## WHAT TO DO:
Could you repeat the records below exactly, leaving out any pictures?

## RECORDS FOR THIS TASK:
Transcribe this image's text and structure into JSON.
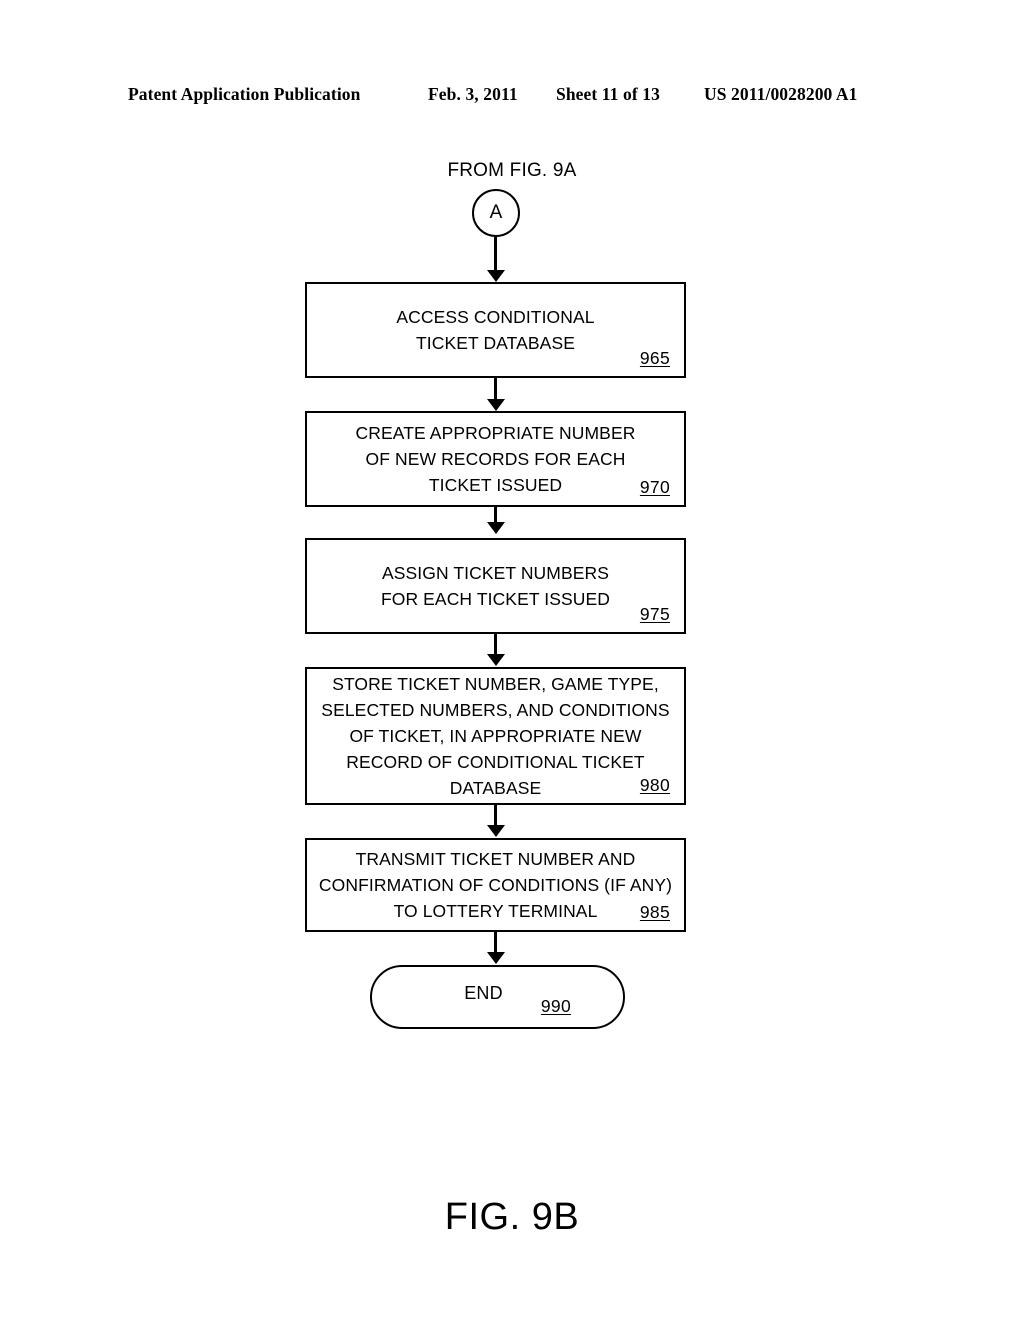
{
  "header": {
    "publication": "Patent Application Publication",
    "date": "Feb. 3, 2011",
    "sheet": "Sheet 11 of 13",
    "patent_number": "US 2011/0028200 A1"
  },
  "figure": {
    "caption": "FIG. 9B",
    "entry_label": "FROM FIG. 9A",
    "connector": "A"
  },
  "flow": {
    "steps": [
      {
        "text": "ACCESS CONDITIONAL\nTICKET DATABASE",
        "ref": "965",
        "shape": "process"
      },
      {
        "text": "CREATE APPROPRIATE NUMBER\nOF NEW RECORDS FOR EACH\nTICKET ISSUED",
        "ref": "970",
        "shape": "process"
      },
      {
        "text": "ASSIGN TICKET NUMBERS\nFOR EACH TICKET ISSUED",
        "ref": "975",
        "shape": "process"
      },
      {
        "text": "STORE TICKET NUMBER, GAME TYPE,\nSELECTED NUMBERS, AND CONDITIONS\nOF TICKET, IN APPROPRIATE NEW\nRECORD OF CONDITIONAL TICKET\nDATABASE",
        "ref": "980",
        "shape": "process"
      },
      {
        "text": "TRANSMIT TICKET NUMBER AND\nCONFIRMATION OF CONDITIONS (IF ANY)\nTO LOTTERY TERMINAL",
        "ref": "985",
        "shape": "process"
      }
    ],
    "terminator": {
      "text": "END",
      "ref": "990",
      "shape": "terminator"
    }
  },
  "colors": {
    "ink": "#000000",
    "paper": "#ffffff"
  }
}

## SOLUTION FOR THIS PROBLEM:
Transcribe this image's text and structure into JSON.
{
  "header": {
    "publication": "Patent Application Publication",
    "date": "Feb. 3, 2011",
    "sheet": "Sheet 11 of 13",
    "patent_number": "US 2011/0028200 A1"
  },
  "figure": {
    "caption": "FIG. 9B",
    "entry_label": "FROM FIG. 9A",
    "connector": "A"
  },
  "flow": {
    "steps": [
      {
        "text": "ACCESS CONDITIONAL\nTICKET DATABASE",
        "ref": "965",
        "shape": "process"
      },
      {
        "text": "CREATE APPROPRIATE NUMBER\nOF NEW RECORDS FOR EACH\nTICKET ISSUED",
        "ref": "970",
        "shape": "process"
      },
      {
        "text": "ASSIGN TICKET NUMBERS\nFOR EACH TICKET ISSUED",
        "ref": "975",
        "shape": "process"
      },
      {
        "text": "STORE TICKET NUMBER, GAME TYPE,\nSELECTED NUMBERS, AND CONDITIONS\nOF TICKET, IN APPROPRIATE NEW\nRECORD OF CONDITIONAL TICKET\nDATABASE",
        "ref": "980",
        "shape": "process"
      },
      {
        "text": "TRANSMIT TICKET NUMBER AND\nCONFIRMATION OF CONDITIONS (IF ANY)\nTO LOTTERY TERMINAL",
        "ref": "985",
        "shape": "process"
      }
    ],
    "terminator": {
      "text": "END",
      "ref": "990",
      "shape": "terminator"
    }
  },
  "colors": {
    "ink": "#000000",
    "paper": "#ffffff"
  }
}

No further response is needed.